◆ Activity:
Can you copy out the data exactly? Leave the images out.

◆ Listed entries:
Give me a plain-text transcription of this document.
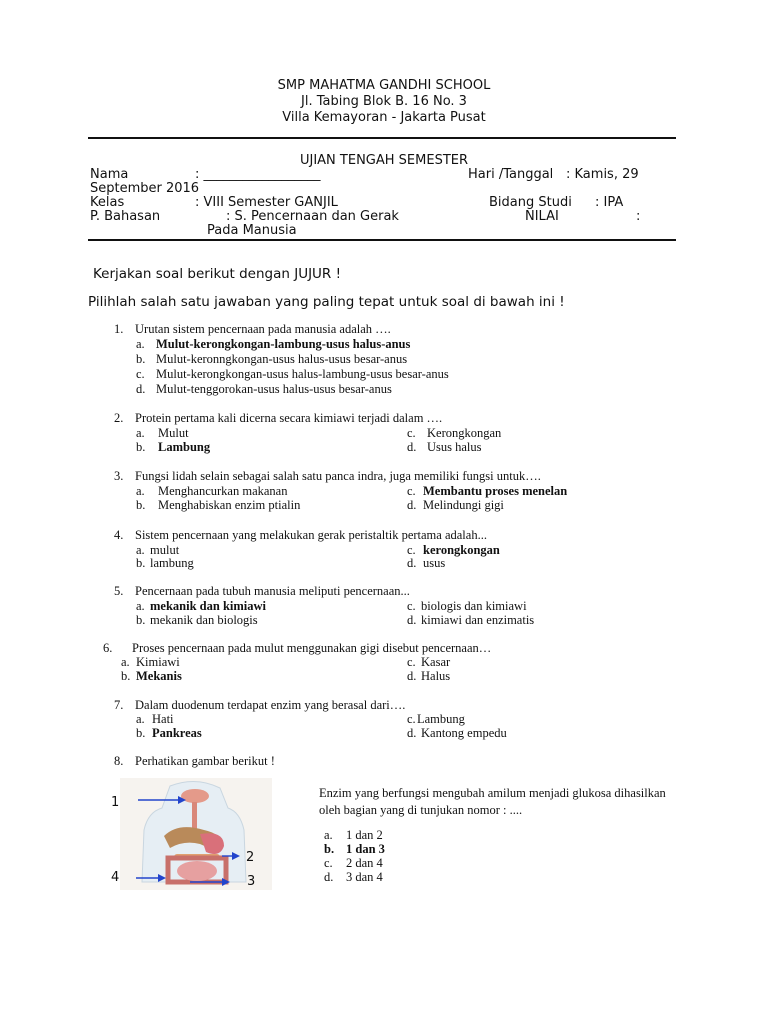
SMP MAHATMA GANDHI SCHOOL
Jl. Tabing Blok B. 16 No. 3
Villa Kemayoran - Jakarta Pusat
UJIAN TENGAH SEMESTER
Nama	: __________________	Hari /Tanggal : Kamis, 29
September 2016
Kelas	: VIII Semester GANJIL	Bidang Studi : IPA
P. Bahasan	: S. Pencernaan dan Gerak	NILAI	:
Pada Manusia
Kerjakan soal berikut dengan JUJUR !
Pilihlah salah satu jawaban yang paling tepat untuk soal di bawah ini !
1. Urutan sistem pencernaan pada manusia adalah ….
a. Mulut-kerongkongan-lambung-usus halus-anus
b. Mulut-keronngkongan-usus halus-usus besar-anus
c. Mulut-kerongkongan-usus halus-lambung-usus besar-anus
d. Mulut-tenggorokan-usus halus-usus besar-anus
2. Protein pertama kali dicerna secara kimiawi terjadi dalam ….
a. Mulut
b. Lambung
c. Kerongkongan
d. Usus halus
3. Fungsi lidah selain sebagai salah satu panca indra, juga memiliki fungsi untuk….
a. Menghancurkan makanan
b. Menghabiskan enzim ptialin
c. Membantu proses menelan
d. Melindungi gigi
4. Sistem pencernaan yang melakukan gerak peristaltik pertama adalah...
a. mulut
b. lambung
c. kerongkongan
d. usus
5. Pencernaan pada tubuh manusia meliputi pencernaan...
a. mekanik dan kimiawi
b. mekanik dan biologis
c. biologis dan kimiawi
d. kimiawi dan enzimatis
6. Proses pencernaan pada mulut menggunakan gigi disebut pencernaan…
a. Kimiawi
b. Mekanis
c. Kasar
d. Halus
7. Dalam duodenum terdapat enzim yang berasal dari….
a. Hati
b. Pankreas
c. Lambung
d. Kantong empedu
8. Perhatikan gambar berikut !
1
2
3
4
Enzim yang berfungsi mengubah amilum menjadi glukosa dihasilkan
oleh bagian yang di tunjukan nomor : ....
a. 1 dan 2
b. 1 dan 3
c. 2 dan 4
d. 3 dan 4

◆ Problem solution:
Give me a plain-text transcription of this document.
SMP MAHATMA GANDHI SCHOOL
Jl. Tabing Blok B. 16 No. 3
Villa Kemayoran - Jakarta Pusat
UJIAN TENGAH SEMESTER
Nama	: __________________	Hari /Tanggal : Kamis, 29
September 2016
Kelas	: VIII Semester GANJIL	Bidang Studi : IPA
P. Bahasan	: S. Pencernaan dan Gerak	NILAI	:
Pada Manusia
Kerjakan soal berikut dengan JUJUR !
Pilihlah salah satu jawaban yang paling tepat untuk soal di bawah ini !
1. Urutan sistem pencernaan pada manusia adalah ….
a. Mulut-kerongkongan-lambung-usus halus-anus
b. Mulut-keronngkongan-usus halus-usus besar-anus
c. Mulut-kerongkongan-usus halus-lambung-usus besar-anus
d. Mulut-tenggorokan-usus halus-usus besar-anus
2. Protein pertama kali dicerna secara kimiawi terjadi dalam ….
a. Mulut
b. Lambung
c. Kerongkongan
d. Usus halus
3. Fungsi lidah selain sebagai salah satu panca indra, juga memiliki fungsi untuk….
a. Menghancurkan makanan
b. Menghabiskan enzim ptialin
c. Membantu proses menelan
d. Melindungi gigi
4. Sistem pencernaan yang melakukan gerak peristaltik pertama adalah...
a. mulut
b. lambung
c. kerongkongan
d. usus
5. Pencernaan pada tubuh manusia meliputi pencernaan...
a. mekanik dan kimiawi
b. mekanik dan biologis
c. biologis dan kimiawi
d. kimiawi dan enzimatis
6. Proses pencernaan pada mulut menggunakan gigi disebut pencernaan…
a. Kimiawi
b. Mekanis
c. Kasar
d. Halus
7. Dalam duodenum terdapat enzim yang berasal dari….
a. Hati
b. Pankreas
c. Lambung
d. Kantong empedu
8. Perhatikan gambar berikut !
1
2
3
4
Enzim yang berfungsi mengubah amilum menjadi glukosa dihasilkan
oleh bagian yang di tunjukan nomor : ....
a. 1 dan 2
b. 1 dan 3
c. 2 dan 4
d. 3 dan 4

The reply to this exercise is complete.